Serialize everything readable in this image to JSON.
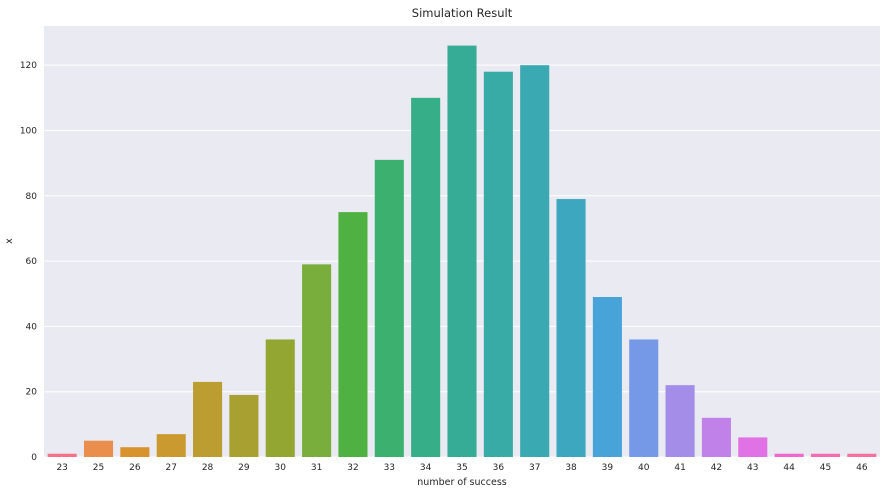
{
  "chart_data": {
    "type": "bar",
    "title": "Simulation Result",
    "xlabel": "number of success",
    "ylabel": "x",
    "categories": [
      "23",
      "25",
      "26",
      "27",
      "28",
      "29",
      "30",
      "31",
      "32",
      "33",
      "34",
      "35",
      "36",
      "37",
      "38",
      "39",
      "40",
      "41",
      "42",
      "43",
      "44",
      "45",
      "46"
    ],
    "values": [
      1,
      5,
      3,
      7,
      23,
      19,
      36,
      59,
      75,
      91,
      110,
      126,
      118,
      120,
      79,
      49,
      36,
      22,
      12,
      6,
      1,
      1,
      1
    ],
    "ylim": [
      0,
      132
    ],
    "yticks": [
      0,
      20,
      40,
      60,
      80,
      100,
      120
    ],
    "grid": true,
    "background": "#eaeaf2",
    "colors": [
      "#f77189",
      "#e98e4d",
      "#d8922e",
      "#ca9a31",
      "#bb9d31",
      "#a8a131",
      "#93a632",
      "#79ad3c",
      "#4fb142",
      "#3cb16f",
      "#36ae87",
      "#36ac96",
      "#38aba6",
      "#3aa9b1",
      "#3ca7bf",
      "#47a3d8",
      "#7699e7",
      "#a38de8",
      "#c082e8",
      "#e072e6",
      "#f067cd",
      "#f46cb2",
      "#f571a0"
    ]
  }
}
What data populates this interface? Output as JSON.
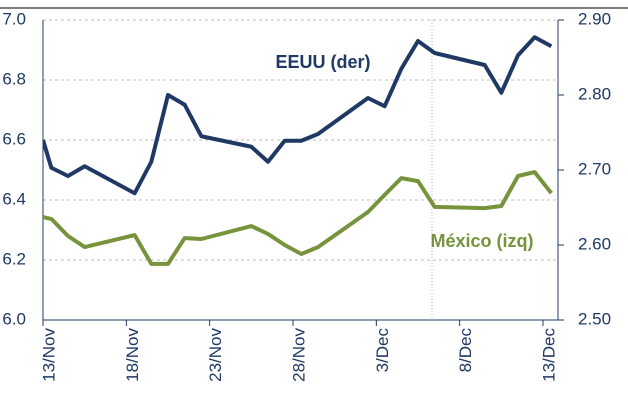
{
  "chart_data": {
    "type": "line",
    "annotations": [
      "EEUU (der)",
      "México (izq)"
    ],
    "xlim": [
      0,
      30.9
    ],
    "xticks": [
      {
        "value": 0,
        "label": "13/Nov"
      },
      {
        "value": 5,
        "label": "18/Nov"
      },
      {
        "value": 10,
        "label": "23/Nov"
      },
      {
        "value": 15,
        "label": "28/Nov"
      },
      {
        "value": 20,
        "label": "3/Dec"
      },
      {
        "value": 25,
        "label": "8/Dec"
      },
      {
        "value": 30,
        "label": "13/Dec"
      }
    ],
    "ylim": [
      6.0,
      7.0
    ],
    "yticks": [
      {
        "value": 6.0,
        "label": "6.0"
      },
      6.2,
      6.4,
      6.6,
      6.8,
      {
        "value": 7.0,
        "label": "7.0"
      }
    ],
    "y2lim": [
      2.5,
      2.9
    ],
    "y2ticks": [
      {
        "value": 2.5,
        "label": "2.50"
      },
      {
        "value": 2.6,
        "label": "2.60"
      },
      {
        "value": 2.7,
        "label": "2.70"
      },
      {
        "value": 2.8,
        "label": "2.80"
      },
      {
        "value": 2.9,
        "label": "2.90"
      }
    ],
    "grid": true,
    "x": [
      0,
      0.5,
      1.5,
      2.5,
      5.5,
      6.5,
      7.5,
      8.5,
      9.5,
      12.5,
      13.5,
      14.5,
      15.5,
      16.5,
      19.5,
      20.5,
      21.5,
      22.5,
      23.5,
      26.5,
      27.5,
      28.5,
      29.5,
      30.5
    ],
    "series": [
      {
        "name": "EEUU (der)",
        "color": "#1f3864",
        "axis": "y2",
        "values": [
          2.74,
          2.703,
          2.692,
          2.705,
          2.669,
          2.711,
          2.8,
          2.787,
          2.745,
          2.731,
          2.711,
          2.739,
          2.739,
          2.748,
          2.796,
          2.785,
          2.835,
          2.872,
          2.856,
          2.84,
          2.803,
          2.853,
          2.877,
          2.865
        ]
      },
      {
        "name": "México (izq)",
        "color": "#77933c",
        "values": [
          6.343,
          6.337,
          6.28,
          6.243,
          6.283,
          6.187,
          6.187,
          6.273,
          6.27,
          6.313,
          6.287,
          6.25,
          6.22,
          6.243,
          6.36,
          6.417,
          6.473,
          6.463,
          6.377,
          6.373,
          6.38,
          6.48,
          6.493,
          6.423
        ]
      }
    ]
  }
}
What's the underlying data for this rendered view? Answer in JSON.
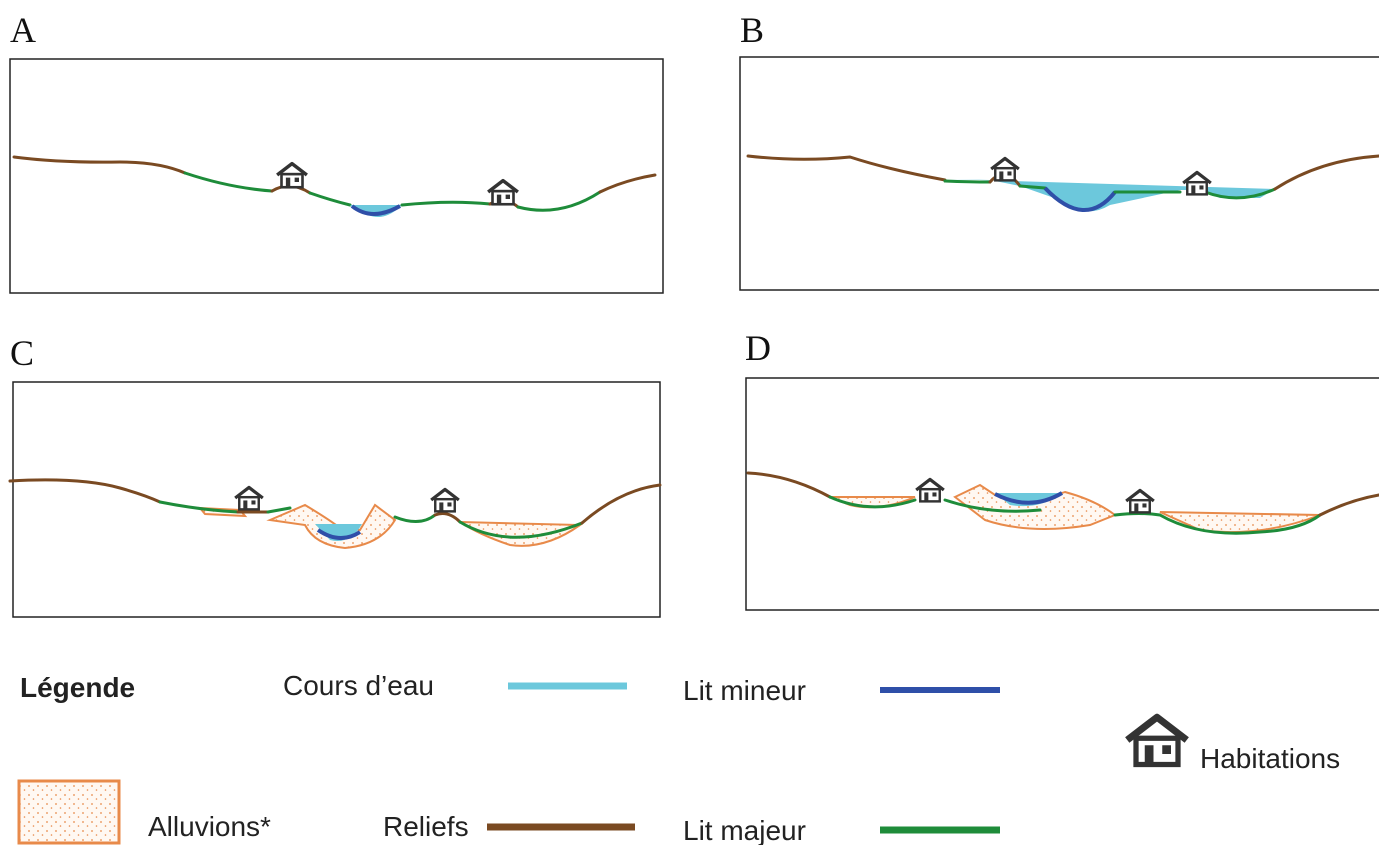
{
  "panels": [
    {
      "label": "A"
    },
    {
      "label": "B"
    },
    {
      "label": "C"
    },
    {
      "label": "D"
    }
  ],
  "legend": {
    "title": "Légende",
    "items": [
      {
        "label": "Cours d’eau"
      },
      {
        "label": "Lit mineur"
      },
      {
        "label": "Habitations"
      },
      {
        "label": "Alluvions*"
      },
      {
        "label": "Reliefs"
      },
      {
        "label": "Lit majeur"
      }
    ]
  }
}
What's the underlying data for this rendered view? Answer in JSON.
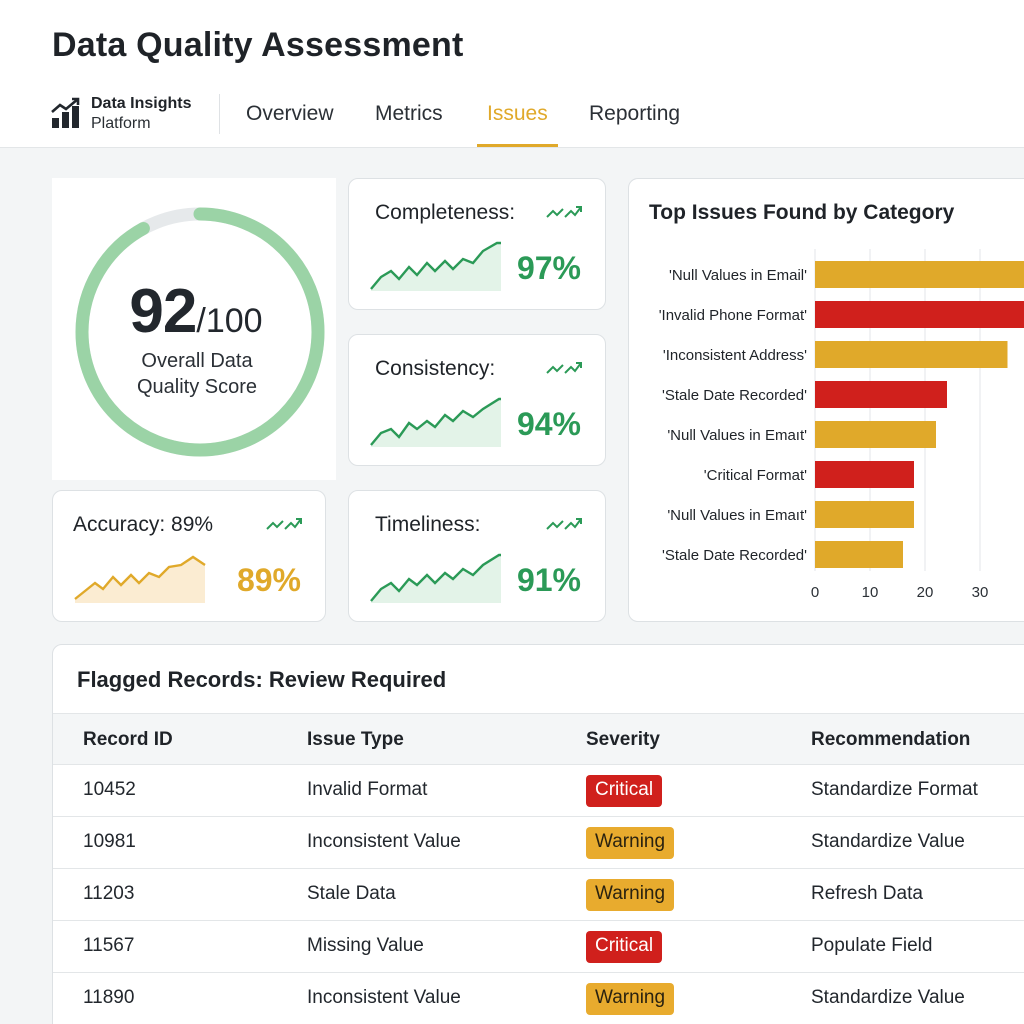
{
  "header": {
    "title": "Data Quality Assessment"
  },
  "brand": {
    "name": "Data Insights",
    "sub": "Platform"
  },
  "nav": {
    "tabs": [
      "Overview",
      "Metrics",
      "Issues",
      "Reporting"
    ],
    "active": "Issues"
  },
  "score": {
    "value": "92",
    "max": "/100",
    "label_line1": "Overall Data",
    "label_line2": "Quality Score",
    "fraction": 0.92
  },
  "metrics": [
    {
      "title": "Completeness:",
      "value": "97%",
      "tone": "green"
    },
    {
      "title": "Consistency:",
      "value": "94%",
      "tone": "green"
    },
    {
      "title": "Accuracy: 89%",
      "value": "89%",
      "tone": "amber"
    },
    {
      "title": "Timeliness:",
      "value": "91%",
      "tone": "green"
    }
  ],
  "colors": {
    "green": "#2b9a57",
    "amber": "#e0a92a",
    "critical": "#d0201c",
    "ring": "#9bd3a6",
    "ring_track": "#e6e9eb"
  },
  "icons": {
    "trend": "trending-up-icon",
    "brand": "bar-chart-icon"
  },
  "chart_data": {
    "type": "bar",
    "orientation": "horizontal",
    "title": "Top Issues Found by Category",
    "categories": [
      "'Null Values in Email'",
      "'Invalid Phone Format'",
      "'Inconsistent Address'",
      "'Stale Date Recorded'",
      "'Null Values in Emaıt'",
      "'Critical Format'",
      "'Null Values in Emaıt'",
      "'Stale Date Recorded'"
    ],
    "values": [
      38,
      40,
      35,
      24,
      22,
      18,
      18,
      16
    ],
    "severity": [
      "warning",
      "critical",
      "warning",
      "critical",
      "warning",
      "critical",
      "warning",
      "warning"
    ],
    "xticks": [
      0,
      10,
      20,
      30
    ],
    "xlim": [
      0,
      40
    ],
    "grid": true
  },
  "table": {
    "title": "Flagged Records: Review Required",
    "columns": [
      "Record ID",
      "Issue Type",
      "Severity",
      "Recommendation"
    ],
    "rows": [
      {
        "id": "10452",
        "issue": "Invalid Format",
        "severity": "Critical",
        "rec": "Standardize Format"
      },
      {
        "id": "10981",
        "issue": "Inconsistent Value",
        "severity": "Warning",
        "rec": "Standardize Value"
      },
      {
        "id": "11203",
        "issue": "Stale Data",
        "severity": "Warning",
        "rec": "Refresh Data"
      },
      {
        "id": "11567",
        "issue": "Missing Value",
        "severity": "Critical",
        "rec": "Populate Field"
      },
      {
        "id": "11890",
        "issue": "Inconsistent Value",
        "severity": "Warning",
        "rec": "Standardize Value"
      }
    ]
  }
}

--------

(Given request):
Transcribe the records above exactly, omitting every picture they contain.

(Result for this exercise):
Serialize everything readable in this image to JSON.
{
  "chart_data": {
    "type": "bar",
    "title": "Simulation Result",
    "xlabel": "number of success",
    "ylabel": "x",
    "categories": [
      "23",
      "25",
      "26",
      "27",
      "28",
      "29",
      "30",
      "31",
      "32",
      "33",
      "34",
      "35",
      "36",
      "37",
      "38",
      "39",
      "40",
      "41",
      "42",
      "43",
      "44",
      "45",
      "46"
    ],
    "values": [
      1,
      5,
      3,
      7,
      23,
      19,
      36,
      59,
      75,
      91,
      110,
      126,
      118,
      120,
      79,
      49,
      36,
      22,
      12,
      6,
      1,
      1,
      1
    ],
    "ylim": [
      0,
      132
    ],
    "yticks": [
      0,
      20,
      40,
      60,
      80,
      100,
      120
    ],
    "grid": true,
    "background": "#eaeaf2",
    "colors": [
      "#f77189",
      "#e98e4d",
      "#d8922e",
      "#ca9a31",
      "#bb9d31",
      "#a8a131",
      "#93a632",
      "#79ad3c",
      "#4fb142",
      "#3cb16f",
      "#36ae87",
      "#36ac96",
      "#38aba6",
      "#3aa9b1",
      "#3ca7bf",
      "#47a3d8",
      "#7699e7",
      "#a38de8",
      "#c082e8",
      "#e072e6",
      "#f067cd",
      "#f46cb2",
      "#f571a0"
    ]
  }
}
What data populates this interface? Output as JSON.
{
  "chart_data": {
    "type": "line",
    "annotations": [
      "EEUU (der)",
      "México (izq)"
    ],
    "xlim": [
      0,
      30.9
    ],
    "xticks": [
      {
        "value": 0,
        "label": "13/Nov"
      },
      {
        "value": 5,
        "label": "18/Nov"
      },
      {
        "value": 10,
        "label": "23/Nov"
      },
      {
        "value": 15,
        "label": "28/Nov"
      },
      {
        "value": 20,
        "label": "3/Dec"
      },
      {
        "value": 25,
        "label": "8/Dec"
      },
      {
        "value": 30,
        "label": "13/Dec"
      }
    ],
    "ylim": [
      6.0,
      7.0
    ],
    "yticks": [
      {
        "value": 6.0,
        "label": "6.0"
      },
      6.2,
      6.4,
      6.6,
      6.8,
      {
        "value": 7.0,
        "label": "7.0"
      }
    ],
    "y2lim": [
      2.5,
      2.9
    ],
    "y2ticks": [
      {
        "value": 2.5,
        "label": "2.50"
      },
      {
        "value": 2.6,
        "label": "2.60"
      },
      {
        "value": 2.7,
        "label": "2.70"
      },
      {
        "value": 2.8,
        "label": "2.80"
      },
      {
        "value": 2.9,
        "label": "2.90"
      }
    ],
    "grid": true,
    "x": [
      0,
      0.5,
      1.5,
      2.5,
      5.5,
      6.5,
      7.5,
      8.5,
      9.5,
      12.5,
      13.5,
      14.5,
      15.5,
      16.5,
      19.5,
      20.5,
      21.5,
      22.5,
      23.5,
      26.5,
      27.5,
      28.5,
      29.5,
      30.5
    ],
    "series": [
      {
        "name": "EEUU (der)",
        "color": "#1f3864",
        "axis": "y2",
        "values": [
          2.74,
          2.703,
          2.692,
          2.705,
          2.669,
          2.711,
          2.8,
          2.787,
          2.745,
          2.731,
          2.711,
          2.739,
          2.739,
          2.748,
          2.796,
          2.785,
          2.835,
          2.872,
          2.856,
          2.84,
          2.803,
          2.853,
          2.877,
          2.865
        ]
      },
      {
        "name": "México (izq)",
        "color": "#77933c",
        "values": [
          6.343,
          6.337,
          6.28,
          6.243,
          6.283,
          6.187,
          6.187,
          6.273,
          6.27,
          6.313,
          6.287,
          6.25,
          6.22,
          6.243,
          6.36,
          6.417,
          6.473,
          6.463,
          6.377,
          6.373,
          6.38,
          6.48,
          6.493,
          6.423
        ]
      }
    ]
  }
}
What's the underlying data for this rendered view? Answer in JSON.
{
  "panels": [
    {
      "label": "A"
    },
    {
      "label": "B"
    },
    {
      "label": "C"
    },
    {
      "label": "D"
    }
  ],
  "legend": {
    "title": "Légende",
    "items": [
      {
        "label": "Cours d’eau"
      },
      {
        "label": "Lit mineur"
      },
      {
        "label": "Habitations"
      },
      {
        "label": "Alluvions*"
      },
      {
        "label": "Reliefs"
      },
      {
        "label": "Lit majeur"
      }
    ]
  }
}
What's the underlying data for this rendered view? Answer in JSON.
{
  "header": {
    "title": "Data Quality Assessment"
  },
  "brand": {
    "name": "Data Insights",
    "sub": "Platform"
  },
  "nav": {
    "tabs": [
      "Overview",
      "Metrics",
      "Issues",
      "Reporting"
    ],
    "active": "Issues"
  },
  "score": {
    "value": "92",
    "max": "/100",
    "label_line1": "Overall Data",
    "label_line2": "Quality Score",
    "fraction": 0.92
  },
  "metrics": [
    {
      "title": "Completeness:",
      "value": "97%",
      "tone": "green"
    },
    {
      "title": "Consistency:",
      "value": "94%",
      "tone": "green"
    },
    {
      "title": "Accuracy: 89%",
      "value": "89%",
      "tone": "amber"
    },
    {
      "title": "Timeliness:",
      "value": "91%",
      "tone": "green"
    }
  ],
  "colors": {
    "green": "#2b9a57",
    "amber": "#e0a92a",
    "critical": "#d0201c",
    "ring": "#9bd3a6",
    "ring_track": "#e6e9eb"
  },
  "icons": {
    "trend": "trending-up-icon",
    "brand": "bar-chart-icon"
  },
  "chart_data": {
    "type": "bar",
    "orientation": "horizontal",
    "title": "Top Issues Found by Category",
    "categories": [
      "'Null Values in Email'",
      "'Invalid Phone Format'",
      "'Inconsistent Address'",
      "'Stale Date Recorded'",
      "'Null Values in Emaıt'",
      "'Critical Format'",
      "'Null Values in Emaıt'",
      "'Stale Date Recorded'"
    ],
    "values": [
      38,
      40,
      35,
      24,
      22,
      18,
      18,
      16
    ],
    "severity": [
      "warning",
      "critical",
      "warning",
      "critical",
      "warning",
      "critical",
      "warning",
      "warning"
    ],
    "xticks": [
      0,
      10,
      20,
      30
    ],
    "xlim": [
      0,
      40
    ],
    "grid": true
  },
  "table": {
    "title": "Flagged Records: Review Required",
    "columns": [
      "Record ID",
      "Issue Type",
      "Severity",
      "Recommendation"
    ],
    "rows": [
      {
        "id": "10452",
        "issue": "Invalid Format",
        "severity": "Critical",
        "rec": "Standardize Format"
      },
      {
        "id": "10981",
        "issue": "Inconsistent Value",
        "severity": "Warning",
        "rec": "Standardize Value"
      },
      {
        "id": "11203",
        "issue": "Stale Data",
        "severity": "Warning",
        "rec": "Refresh Data"
      },
      {
        "id": "11567",
        "issue": "Missing Value",
        "severity": "Critical",
        "rec": "Populate Field"
      },
      {
        "id": "11890",
        "issue": "Inconsistent Value",
        "severity": "Warning",
        "rec": "Standardize Value"
      }
    ]
  }
}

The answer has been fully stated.